(Part of a data file)
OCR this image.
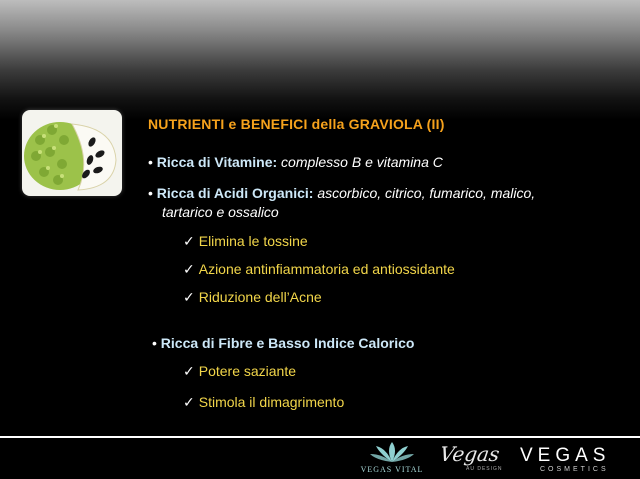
NUTRIENTI e BENEFICI della GRAVIOLA (II)
• Ricca di Vitamine: complesso B e vitamina C
• Ricca di Acidi Organici: ascorbico, citrico, fumarico, malico,
tartarico e ossalico
✓ Elimina le tossine
✓ Azione antinfiammatoria ed antiossidante
✓ Riduzione dell’Acne
• Ricca di Fibre e Basso Indice Calorico
✓ Potere saziante
✓ Stimola il dimagrimento
VEGAS VITAL
Vegas
AU DESIGN
VEGAS
COSMETICS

### The request:
Write out each line of the data that holds the string "Ricca".

### Exercise result:
• Ricca di Vitamine: complesso B e vitamina C
• Ricca di Acidi Organici: ascorbico, citrico, fumarico, malico,
• Ricca di Fibre e Basso Indice Calorico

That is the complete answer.